**課題の詳細**
以下の行をすべて、そのまま正確に書き写してください。画像は答えに含めないでください。

画像領域の注釈
● ● ● ●
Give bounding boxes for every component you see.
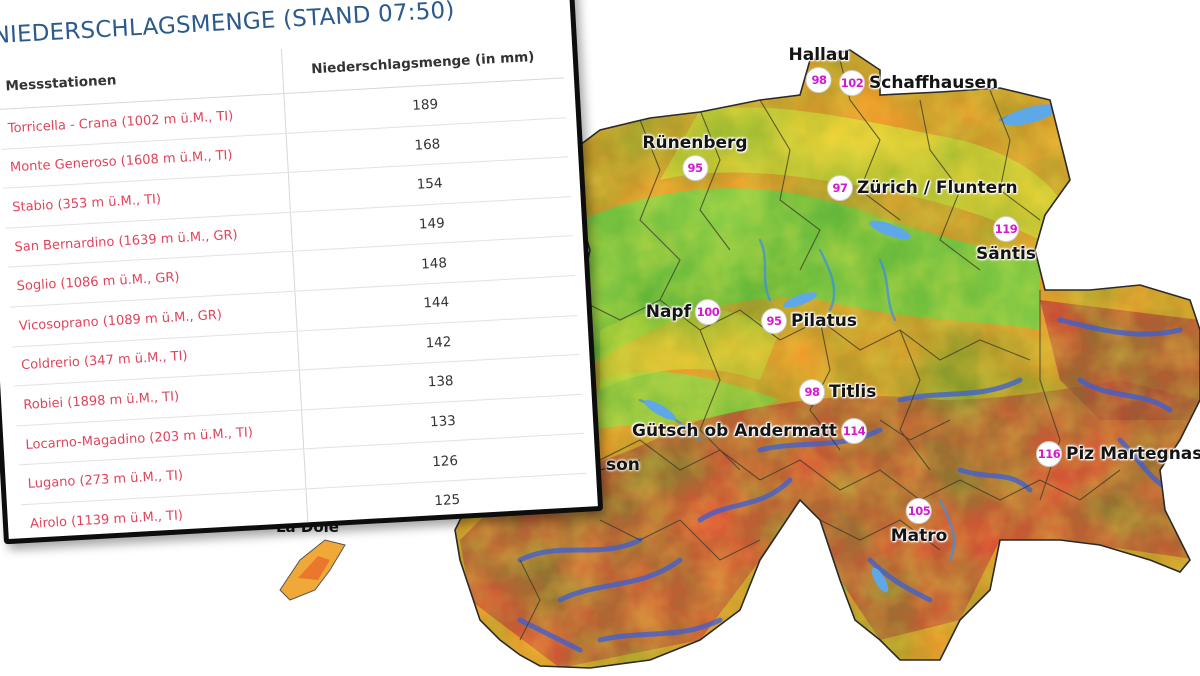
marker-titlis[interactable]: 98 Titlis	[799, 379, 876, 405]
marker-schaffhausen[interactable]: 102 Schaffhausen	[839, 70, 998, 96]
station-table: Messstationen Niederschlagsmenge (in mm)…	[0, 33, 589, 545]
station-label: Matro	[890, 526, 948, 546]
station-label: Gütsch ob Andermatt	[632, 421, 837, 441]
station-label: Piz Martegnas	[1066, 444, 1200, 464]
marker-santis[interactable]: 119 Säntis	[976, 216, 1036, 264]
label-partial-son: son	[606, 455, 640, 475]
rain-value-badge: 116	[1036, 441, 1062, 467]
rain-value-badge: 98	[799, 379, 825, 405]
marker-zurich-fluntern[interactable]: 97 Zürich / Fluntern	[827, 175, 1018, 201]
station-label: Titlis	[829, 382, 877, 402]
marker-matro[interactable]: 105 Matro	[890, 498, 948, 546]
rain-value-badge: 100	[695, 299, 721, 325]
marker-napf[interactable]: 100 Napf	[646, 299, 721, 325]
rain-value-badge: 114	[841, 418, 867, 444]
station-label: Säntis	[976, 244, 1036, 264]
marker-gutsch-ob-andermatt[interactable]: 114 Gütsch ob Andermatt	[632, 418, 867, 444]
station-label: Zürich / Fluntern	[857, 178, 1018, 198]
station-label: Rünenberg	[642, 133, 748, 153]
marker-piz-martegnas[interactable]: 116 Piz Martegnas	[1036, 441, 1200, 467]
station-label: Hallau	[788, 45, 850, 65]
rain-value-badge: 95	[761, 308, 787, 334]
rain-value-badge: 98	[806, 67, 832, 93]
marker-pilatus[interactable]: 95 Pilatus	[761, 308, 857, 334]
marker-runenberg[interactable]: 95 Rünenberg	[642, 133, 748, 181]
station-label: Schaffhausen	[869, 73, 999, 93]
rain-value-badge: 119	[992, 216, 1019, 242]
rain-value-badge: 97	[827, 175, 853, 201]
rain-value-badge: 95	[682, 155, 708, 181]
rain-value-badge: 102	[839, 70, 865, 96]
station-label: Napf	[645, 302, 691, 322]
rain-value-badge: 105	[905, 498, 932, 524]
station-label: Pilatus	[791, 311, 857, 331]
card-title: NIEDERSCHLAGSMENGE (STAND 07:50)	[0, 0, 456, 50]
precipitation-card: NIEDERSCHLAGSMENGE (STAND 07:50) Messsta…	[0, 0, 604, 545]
● ● ● ●
**解答**
Give bounding boxes for every component you see.
marker-titlis[interactable]: 98 Titlis	[799, 379, 876, 405]
marker-schaffhausen[interactable]: 102 Schaffhausen	[839, 70, 998, 96]
station-table: Messstationen Niederschlagsmenge (in mm)…	[0, 33, 589, 545]
station-label: Matro	[890, 526, 948, 546]
station-label: Gütsch ob Andermatt	[632, 421, 837, 441]
station-label: Piz Martegnas	[1066, 444, 1200, 464]
marker-santis[interactable]: 119 Säntis	[976, 216, 1036, 264]
label-partial-son: son	[606, 455, 640, 475]
rain-value-badge: 116	[1036, 441, 1062, 467]
rain-value-badge: 98	[799, 379, 825, 405]
marker-zurich-fluntern[interactable]: 97 Zürich / Fluntern	[827, 175, 1018, 201]
station-label: Titlis	[829, 382, 877, 402]
marker-matro[interactable]: 105 Matro	[890, 498, 948, 546]
rain-value-badge: 100	[695, 299, 721, 325]
marker-napf[interactable]: 100 Napf	[646, 299, 721, 325]
rain-value-badge: 114	[841, 418, 867, 444]
station-label: Säntis	[976, 244, 1036, 264]
marker-gutsch-ob-andermatt[interactable]: 114 Gütsch ob Andermatt	[632, 418, 867, 444]
station-label: Zürich / Fluntern	[857, 178, 1018, 198]
station-label: Rünenberg	[642, 133, 748, 153]
marker-piz-martegnas[interactable]: 116 Piz Martegnas	[1036, 441, 1200, 467]
station-label: Hallau	[788, 45, 850, 65]
rain-value-badge: 95	[761, 308, 787, 334]
rain-value-badge: 98	[806, 67, 832, 93]
marker-pilatus[interactable]: 95 Pilatus	[761, 308, 857, 334]
marker-runenberg[interactable]: 95 Rünenberg	[642, 133, 748, 181]
station-label: Schaffhausen	[869, 73, 999, 93]
rain-value-badge: 119	[992, 216, 1019, 242]
rain-value-badge: 97	[827, 175, 853, 201]
rain-value-badge: 95	[682, 155, 708, 181]
rain-value-badge: 102	[839, 70, 865, 96]
station-label: Napf	[645, 302, 691, 322]
rain-value-badge: 105	[905, 498, 932, 524]
station-label: Pilatus	[791, 311, 857, 331]
card-title: NIEDERSCHLAGSMENGE (STAND 07:50)	[0, 0, 456, 50]
precipitation-card: NIEDERSCHLAGSMENGE (STAND 07:50) Messsta…	[0, 0, 604, 545]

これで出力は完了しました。